Source data
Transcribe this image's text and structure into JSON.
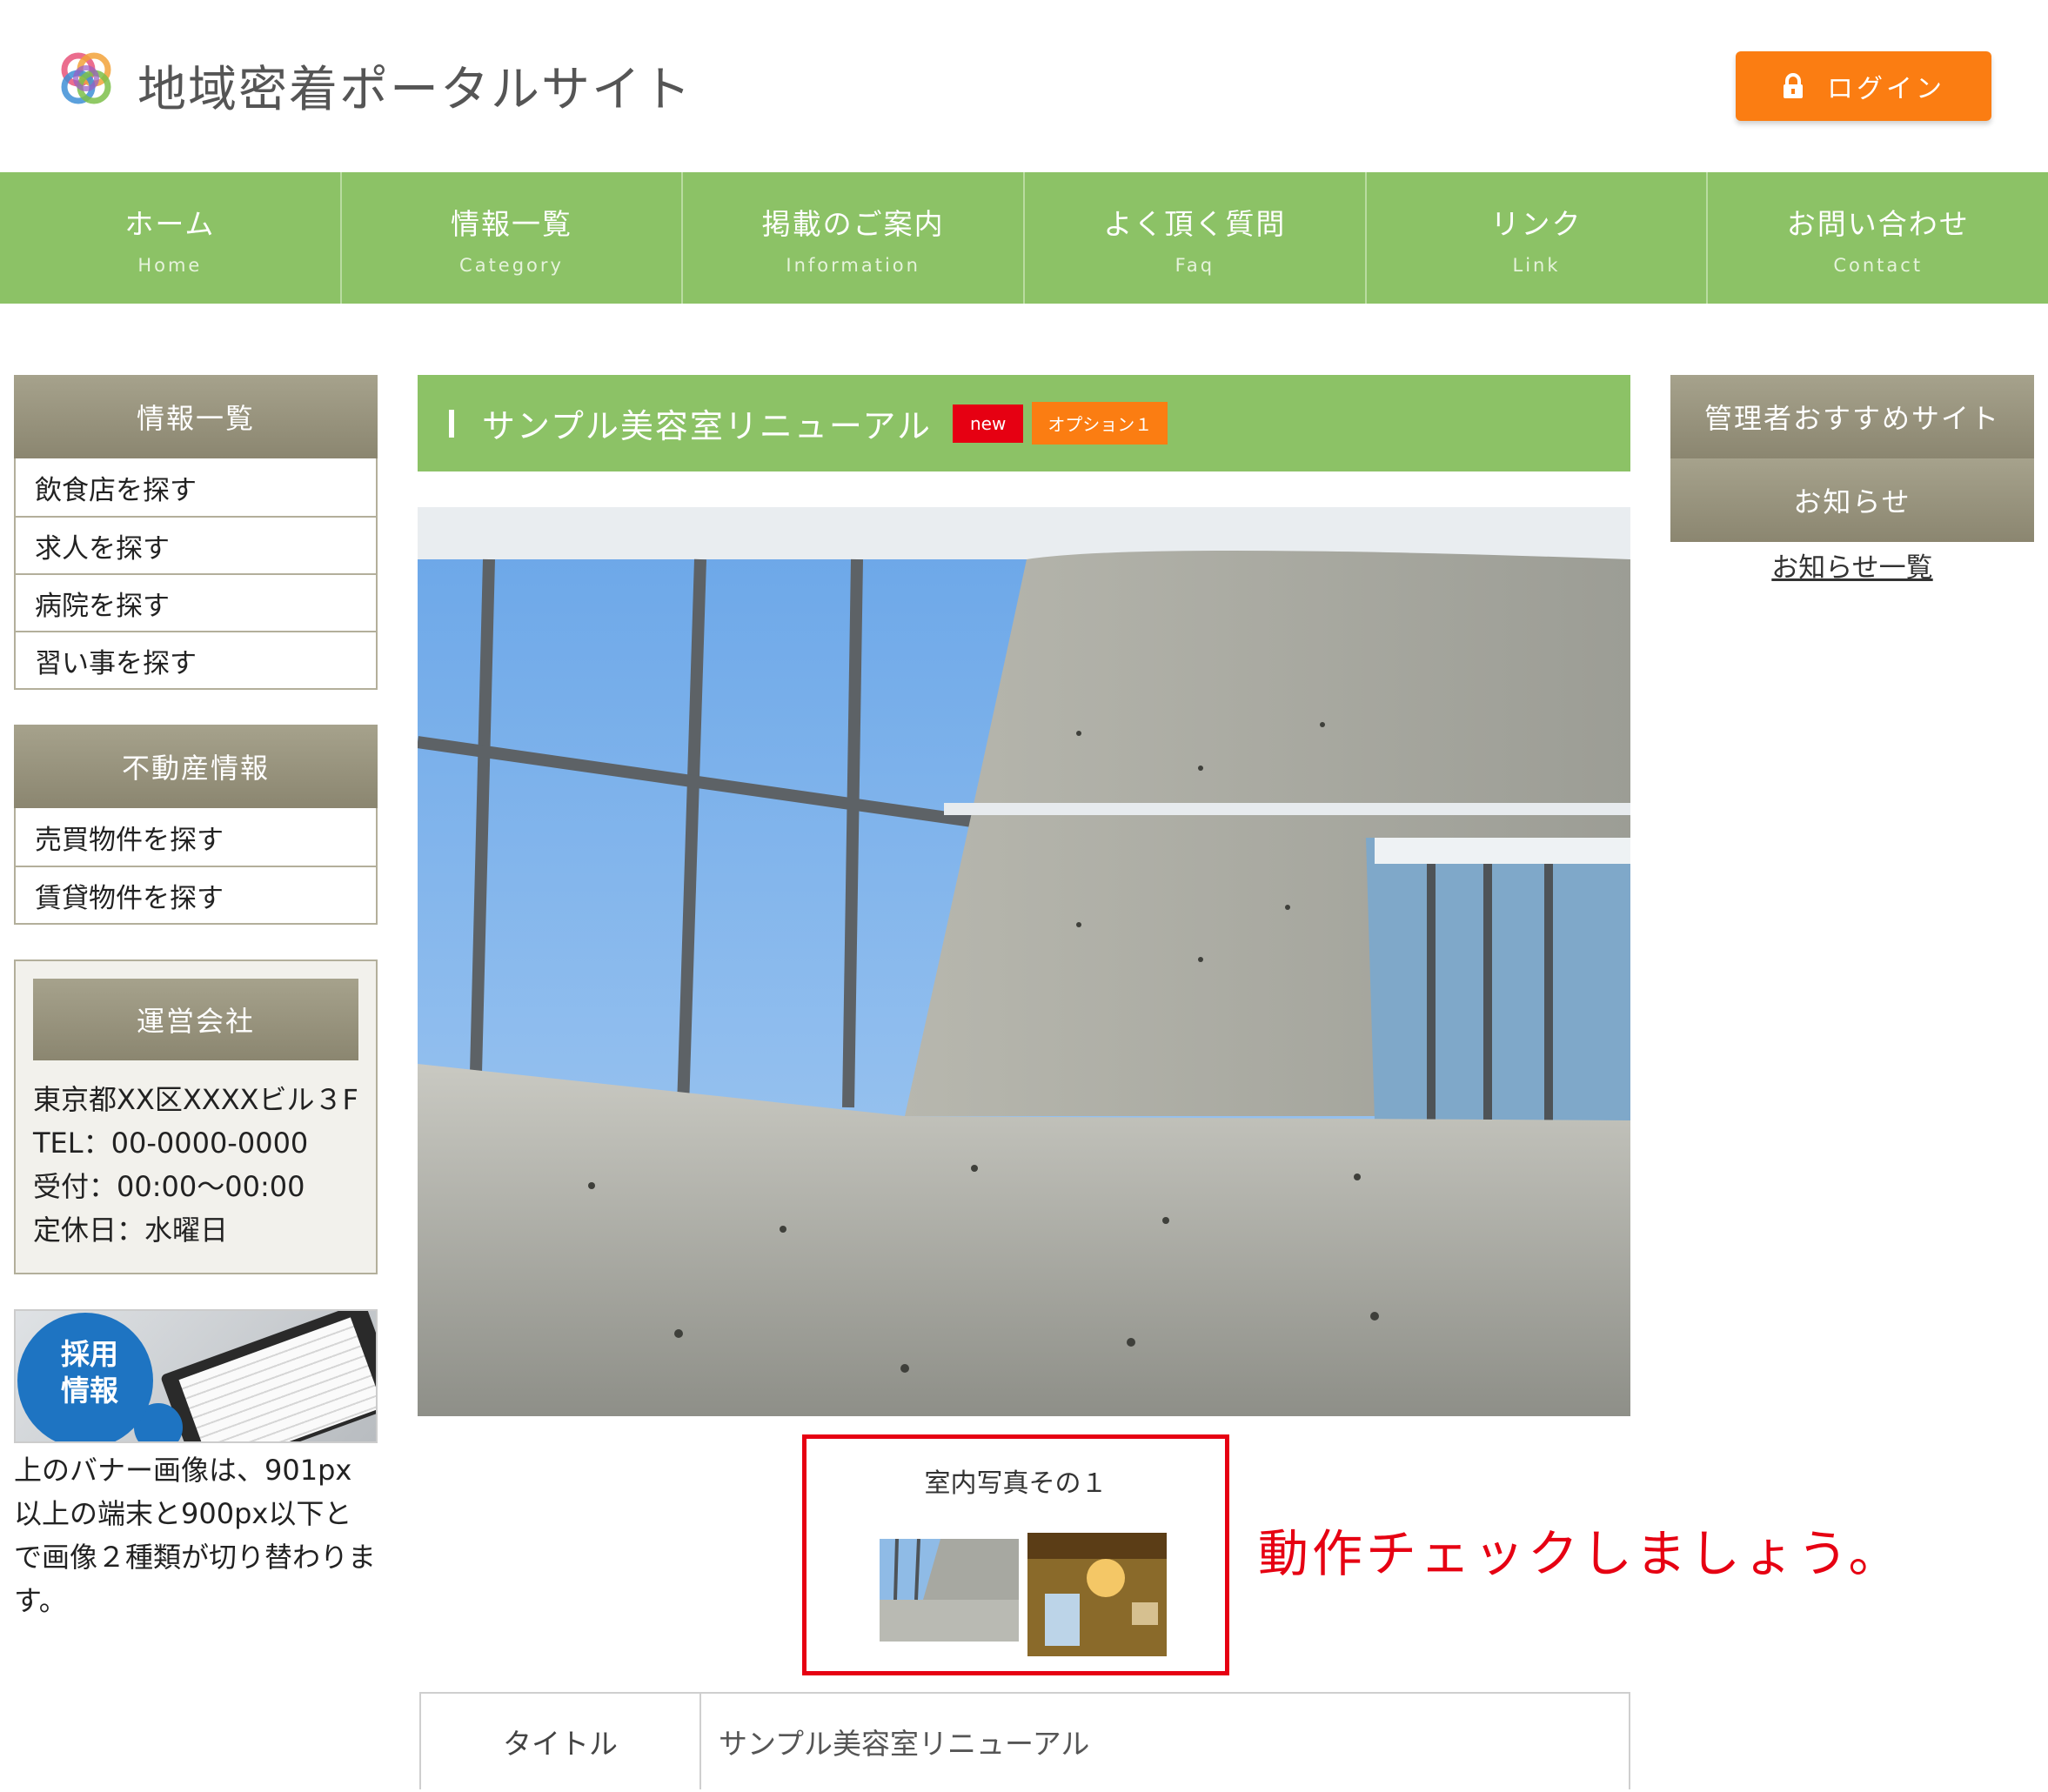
{
  "header": {
    "site_title": "地域密着ポータルサイト",
    "login_label": "ログイン",
    "logo_icon": "interlocking-rings-logo",
    "lock_icon": "lock-icon",
    "login_color": "#fb7d12"
  },
  "nav": {
    "items": [
      {
        "jp": "ホーム",
        "en": "Home"
      },
      {
        "jp": "情報一覧",
        "en": "Category"
      },
      {
        "jp": "掲載のご案内",
        "en": "Information"
      },
      {
        "jp": "よく頂く質問",
        "en": "Faq"
      },
      {
        "jp": "リンク",
        "en": "Link"
      },
      {
        "jp": "お問い合わせ",
        "en": "Contact"
      }
    ],
    "color": "#8cc266"
  },
  "sidebar_left": {
    "info_heading": "情報一覧",
    "info_items": [
      "飲食店を探す",
      "求人を探す",
      "病院を探す",
      "習い事を探す"
    ],
    "realestate_heading": "不動産情報",
    "realestate_items": [
      "売買物件を探す",
      "賃貸物件を探す"
    ],
    "company_heading": "運営会社",
    "company_address": "東京都XX区XXXXビル３F",
    "company_tel": "TEL：00-0000-0000",
    "company_hours": "受付：00:00〜00:00",
    "company_holiday": "定休日：水曜日",
    "banner_text_line1": "採用",
    "banner_text_line2": "情報",
    "banner_note": "上のバナー画像は、901px以上の端末と900px以下とで画像２種類が切り替わります。"
  },
  "main": {
    "title": "サンプル美容室リニューアル",
    "badge_new": "new",
    "badge_option": "オプション１",
    "photo_caption": "室内写真その１",
    "annotation": "動作チェックしましょう。",
    "detail_rows": [
      {
        "label": "タイトル",
        "value": "サンプル美容室リニューアル"
      }
    ]
  },
  "sidebar_right": {
    "recommend_heading": "管理者おすすめサイト",
    "news_heading": "お知らせ",
    "news_link": "お知らせ一覧"
  }
}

• DO THIS
Without the pictures, restate all the entries above exactly.

• EXERCISE RESPONSE
Transcribe this image's text and structure into JSON.
{
  "header": {
    "site_title": "地域密着ポータルサイト",
    "login_label": "ログイン",
    "logo_icon": "interlocking-rings-logo",
    "lock_icon": "lock-icon",
    "login_color": "#fb7d12"
  },
  "nav": {
    "items": [
      {
        "jp": "ホーム",
        "en": "Home"
      },
      {
        "jp": "情報一覧",
        "en": "Category"
      },
      {
        "jp": "掲載のご案内",
        "en": "Information"
      },
      {
        "jp": "よく頂く質問",
        "en": "Faq"
      },
      {
        "jp": "リンク",
        "en": "Link"
      },
      {
        "jp": "お問い合わせ",
        "en": "Contact"
      }
    ],
    "color": "#8cc266"
  },
  "sidebar_left": {
    "info_heading": "情報一覧",
    "info_items": [
      "飲食店を探す",
      "求人を探す",
      "病院を探す",
      "習い事を探す"
    ],
    "realestate_heading": "不動産情報",
    "realestate_items": [
      "売買物件を探す",
      "賃貸物件を探す"
    ],
    "company_heading": "運営会社",
    "company_address": "東京都XX区XXXXビル３F",
    "company_tel": "TEL：00-0000-0000",
    "company_hours": "受付：00:00〜00:00",
    "company_holiday": "定休日：水曜日",
    "banner_text_line1": "採用",
    "banner_text_line2": "情報",
    "banner_note": "上のバナー画像は、901px以上の端末と900px以下とで画像２種類が切り替わります。"
  },
  "main": {
    "title": "サンプル美容室リニューアル",
    "badge_new": "new",
    "badge_option": "オプション１",
    "photo_caption": "室内写真その１",
    "annotation": "動作チェックしましょう。",
    "detail_rows": [
      {
        "label": "タイトル",
        "value": "サンプル美容室リニューアル"
      }
    ]
  },
  "sidebar_right": {
    "recommend_heading": "管理者おすすめサイト",
    "news_heading": "お知らせ",
    "news_link": "お知らせ一覧"
  }
}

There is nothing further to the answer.